_Task statement_
Using the word "coli" as the filter, copy each matching line from the records.

--- Data ---

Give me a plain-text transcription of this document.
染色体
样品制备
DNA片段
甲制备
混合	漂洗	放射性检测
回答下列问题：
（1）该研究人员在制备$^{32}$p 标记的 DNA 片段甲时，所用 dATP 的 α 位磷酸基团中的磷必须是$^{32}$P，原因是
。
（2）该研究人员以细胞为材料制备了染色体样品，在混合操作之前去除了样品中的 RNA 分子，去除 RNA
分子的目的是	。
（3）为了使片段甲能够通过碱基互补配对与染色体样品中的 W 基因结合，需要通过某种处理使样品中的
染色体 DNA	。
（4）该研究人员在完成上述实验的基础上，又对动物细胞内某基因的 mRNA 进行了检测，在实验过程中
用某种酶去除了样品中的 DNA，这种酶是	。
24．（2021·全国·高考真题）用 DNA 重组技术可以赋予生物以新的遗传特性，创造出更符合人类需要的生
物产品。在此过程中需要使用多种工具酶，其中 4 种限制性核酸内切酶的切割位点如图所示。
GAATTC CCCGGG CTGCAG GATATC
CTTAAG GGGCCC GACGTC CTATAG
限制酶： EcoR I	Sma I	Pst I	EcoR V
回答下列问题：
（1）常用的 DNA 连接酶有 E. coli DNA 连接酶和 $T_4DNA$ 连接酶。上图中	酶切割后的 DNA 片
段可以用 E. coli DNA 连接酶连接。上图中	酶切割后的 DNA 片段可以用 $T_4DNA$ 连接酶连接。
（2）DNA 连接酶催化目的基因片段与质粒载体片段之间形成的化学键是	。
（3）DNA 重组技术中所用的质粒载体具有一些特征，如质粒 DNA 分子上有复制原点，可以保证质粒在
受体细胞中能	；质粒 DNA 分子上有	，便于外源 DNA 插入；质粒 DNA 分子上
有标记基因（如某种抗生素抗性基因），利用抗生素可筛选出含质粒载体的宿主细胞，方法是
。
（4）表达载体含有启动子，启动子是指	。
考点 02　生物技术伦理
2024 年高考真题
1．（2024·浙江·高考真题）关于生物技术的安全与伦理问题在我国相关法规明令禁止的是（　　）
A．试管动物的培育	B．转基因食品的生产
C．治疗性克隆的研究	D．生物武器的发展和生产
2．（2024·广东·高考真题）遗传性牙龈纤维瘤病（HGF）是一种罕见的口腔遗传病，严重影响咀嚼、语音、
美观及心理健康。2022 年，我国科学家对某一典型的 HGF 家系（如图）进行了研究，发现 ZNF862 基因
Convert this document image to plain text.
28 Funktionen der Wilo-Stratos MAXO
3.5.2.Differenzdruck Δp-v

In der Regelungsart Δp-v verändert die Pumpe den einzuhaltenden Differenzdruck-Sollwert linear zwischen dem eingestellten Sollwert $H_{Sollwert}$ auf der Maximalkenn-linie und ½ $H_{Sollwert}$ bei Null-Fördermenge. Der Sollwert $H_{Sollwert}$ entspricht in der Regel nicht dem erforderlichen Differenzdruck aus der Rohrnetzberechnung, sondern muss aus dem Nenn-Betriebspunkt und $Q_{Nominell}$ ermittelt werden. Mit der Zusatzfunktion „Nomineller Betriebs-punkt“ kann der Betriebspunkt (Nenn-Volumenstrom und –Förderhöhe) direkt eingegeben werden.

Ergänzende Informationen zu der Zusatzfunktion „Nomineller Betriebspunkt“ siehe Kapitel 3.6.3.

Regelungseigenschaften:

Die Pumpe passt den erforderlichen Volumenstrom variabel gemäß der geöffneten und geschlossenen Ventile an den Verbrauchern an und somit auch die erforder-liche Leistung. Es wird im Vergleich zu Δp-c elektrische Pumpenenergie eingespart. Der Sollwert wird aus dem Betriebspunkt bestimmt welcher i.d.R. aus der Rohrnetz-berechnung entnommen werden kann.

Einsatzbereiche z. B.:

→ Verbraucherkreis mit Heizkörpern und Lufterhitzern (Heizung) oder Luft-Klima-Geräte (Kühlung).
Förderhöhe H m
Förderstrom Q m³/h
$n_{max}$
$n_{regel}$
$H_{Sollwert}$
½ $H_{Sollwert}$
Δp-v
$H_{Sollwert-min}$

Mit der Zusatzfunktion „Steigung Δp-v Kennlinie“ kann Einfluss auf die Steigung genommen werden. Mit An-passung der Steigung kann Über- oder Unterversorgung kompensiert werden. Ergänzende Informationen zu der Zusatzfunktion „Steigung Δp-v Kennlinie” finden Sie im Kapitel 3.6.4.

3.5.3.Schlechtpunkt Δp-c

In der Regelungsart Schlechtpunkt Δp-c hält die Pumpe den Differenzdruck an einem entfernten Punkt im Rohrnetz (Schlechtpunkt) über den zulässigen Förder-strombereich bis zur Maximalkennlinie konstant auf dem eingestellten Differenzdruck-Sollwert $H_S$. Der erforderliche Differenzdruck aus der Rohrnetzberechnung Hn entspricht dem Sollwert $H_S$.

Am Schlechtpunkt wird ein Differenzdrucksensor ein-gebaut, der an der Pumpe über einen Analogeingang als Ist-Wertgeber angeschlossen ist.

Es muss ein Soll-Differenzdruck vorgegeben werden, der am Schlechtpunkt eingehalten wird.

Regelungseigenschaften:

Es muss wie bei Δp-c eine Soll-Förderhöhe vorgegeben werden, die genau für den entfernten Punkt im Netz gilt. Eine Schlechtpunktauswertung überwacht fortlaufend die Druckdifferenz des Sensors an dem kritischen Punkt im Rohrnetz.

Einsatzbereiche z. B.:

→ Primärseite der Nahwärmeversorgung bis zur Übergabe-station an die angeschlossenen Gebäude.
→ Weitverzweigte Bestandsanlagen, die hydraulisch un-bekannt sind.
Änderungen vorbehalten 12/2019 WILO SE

---

_Response to the exercise_
（1）常用的 DNA 连接酶有 E. coli DNA 连接酶和 $T_4DNA$ 连接酶。上图中	酶切割后的 DNA 片
段可以用 E. coli DNA 连接酶连接。上图中	酶切割后的 DNA 片段可以用 $T_4DNA$ 连接酶连接。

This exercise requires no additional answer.